>> start SUPPLIED DATA
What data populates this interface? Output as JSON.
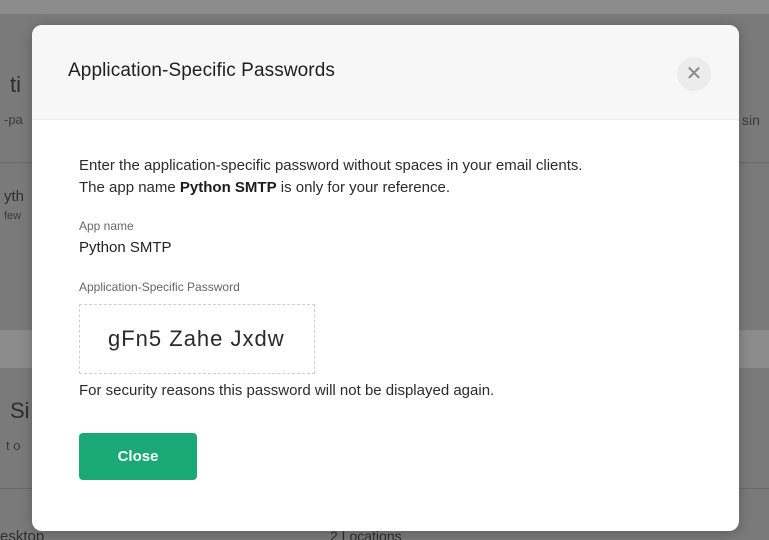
{
  "background": {
    "section1_title_fragment": "ti",
    "section1_sub_fragment": "-pa",
    "section1_right_fragment": "sin",
    "item_title_fragment": "yth",
    "item_sub_fragment": "few",
    "section2_title_fragment": "Si",
    "section2_sub_fragment": "t o",
    "row_left_fragment": "esktop",
    "row_right_fragment": "2 Locations"
  },
  "modal": {
    "title": "Application-Specific Passwords",
    "close_icon": "close-icon",
    "description_line1": "Enter the application-specific password without spaces in your email clients.",
    "description_line2_prefix": "The app name ",
    "description_app_name": "Python SMTP",
    "description_line2_suffix": " is only for your reference.",
    "app_name_label": "App name",
    "app_name_value": "Python SMTP",
    "password_label": "Application-Specific Password",
    "password_value": "gFn5 Zahe Jxdw",
    "security_note": "For security reasons this password will not be displayed again.",
    "close_button_label": "Close"
  },
  "colors": {
    "primary_button": "#1aa877",
    "overlay": "#7a7a7a"
  }
}
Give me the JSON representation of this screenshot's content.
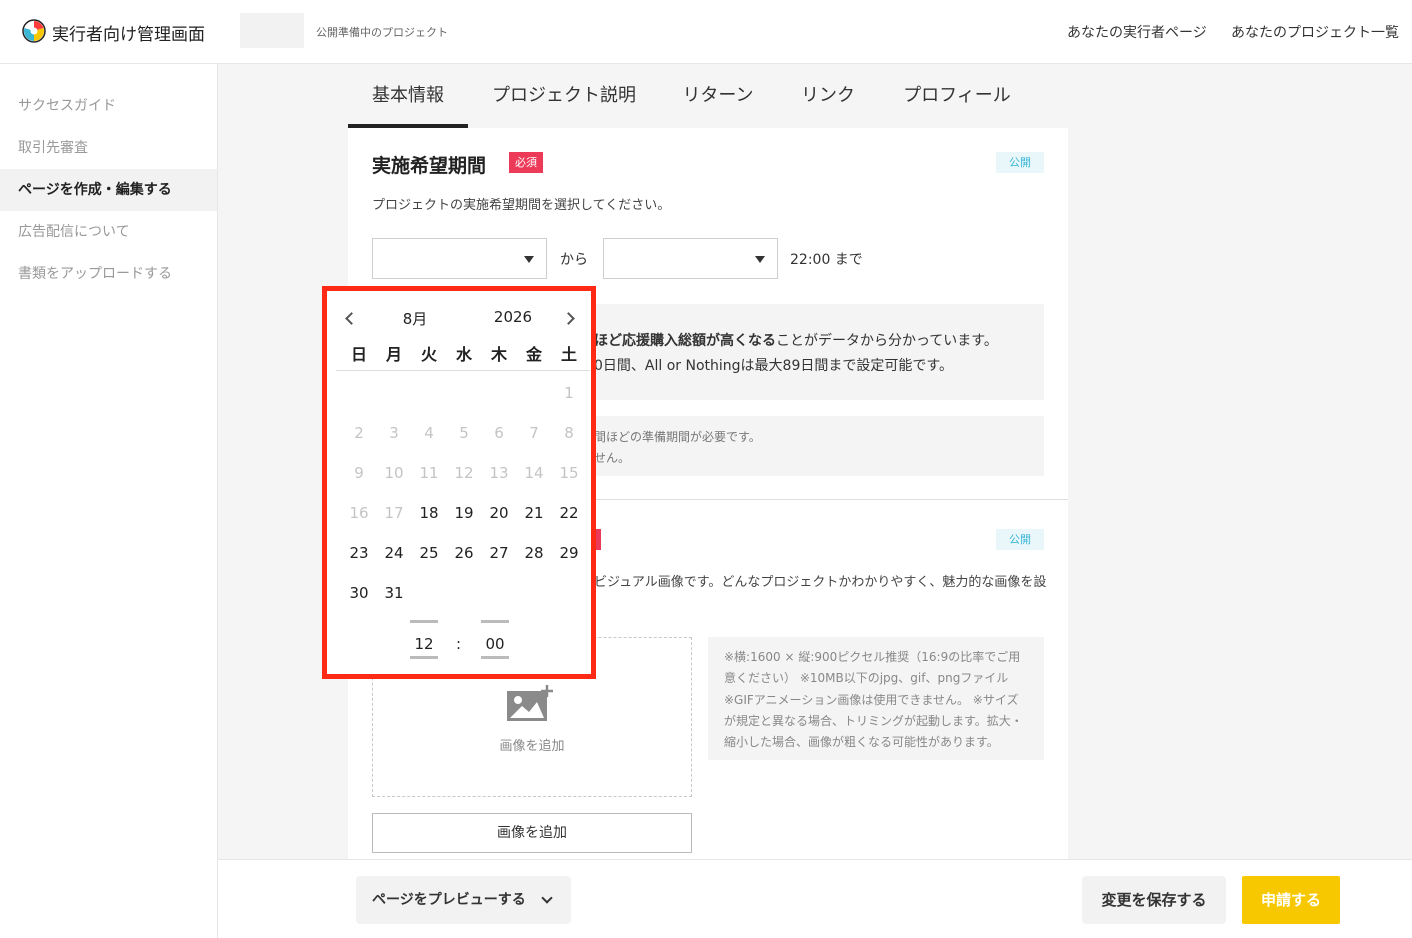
{
  "header": {
    "app_title": "実行者向け管理画面",
    "project_status": "公開準備中のプロジェクト",
    "links": [
      "あなたの実行者ページ",
      "あなたのプロジェクト一覧"
    ]
  },
  "sidebar": {
    "items": [
      {
        "label": "サクセスガイド"
      },
      {
        "label": "取引先審査"
      },
      {
        "label": "ページを作成・編集する",
        "active": true
      },
      {
        "label": "広告配信について"
      },
      {
        "label": "書類をアップロードする"
      }
    ]
  },
  "tabs": [
    {
      "label": "基本情報",
      "active": true
    },
    {
      "label": "プロジェクト説明"
    },
    {
      "label": "リターン"
    },
    {
      "label": "リンク"
    },
    {
      "label": "プロフィール"
    }
  ],
  "period_section": {
    "title": "実施希望期間",
    "required_badge": "必須",
    "public_badge": "公開",
    "description": "プロジェクトの実施希望期間を選択してください。",
    "from_label": "から",
    "until_label": "22:00 まで",
    "info_line1_bold": "ほど応援購入総額が高くなる",
    "info_line1_rest": "ことがデータから分かっています。",
    "info_line2": "0日間、All or Nothingは最大89日間まで設定可能です。",
    "note_line1": "間ほどの準備期間が必要です。",
    "note_line2": "せん。"
  },
  "image_section": {
    "public_badge": "公開",
    "description": "ビジュアル画像です。どんなプロジェクトかわかりやすく、魅力的な画像を設",
    "drop_label": "画像を追加",
    "notes": [
      "※横:1600 × 縦:900ピクセル推奨（16:9の比率でご用",
      "意ください） ※10MB以下のjpg、gif、pngファイル",
      "※GIFアニメーション画像は使用できません。 ※サイズ",
      "が規定と異なる場合、トリミングが起動します。拡大・",
      "縮小した場合、画像が粗くなる可能性があります。"
    ],
    "add_button": "画像を追加"
  },
  "footer": {
    "preview_button": "ページをプレビューする",
    "save_button": "変更を保存する",
    "apply_button": "申請する"
  },
  "calendar": {
    "month": "8月",
    "year": "2026",
    "weekdays": [
      "日",
      "月",
      "火",
      "水",
      "木",
      "金",
      "土"
    ],
    "days": [
      "1",
      "2",
      "3",
      "4",
      "5",
      "6",
      "7",
      "8",
      "9",
      "10",
      "11",
      "12",
      "13",
      "14",
      "15",
      "16",
      "17",
      "18",
      "19",
      "20",
      "21",
      "22",
      "23",
      "24",
      "25",
      "26",
      "27",
      "28",
      "29",
      "30",
      "31"
    ],
    "first_selectable_day": 18,
    "hour": "12",
    "time_colon": ":",
    "minute": "00"
  }
}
>> end SUPPLIED DATA
- STATED EXERCISE -
The string "JSON" may appear in lines of the listing above; tally those lines and give the number only.

- RESULT -
2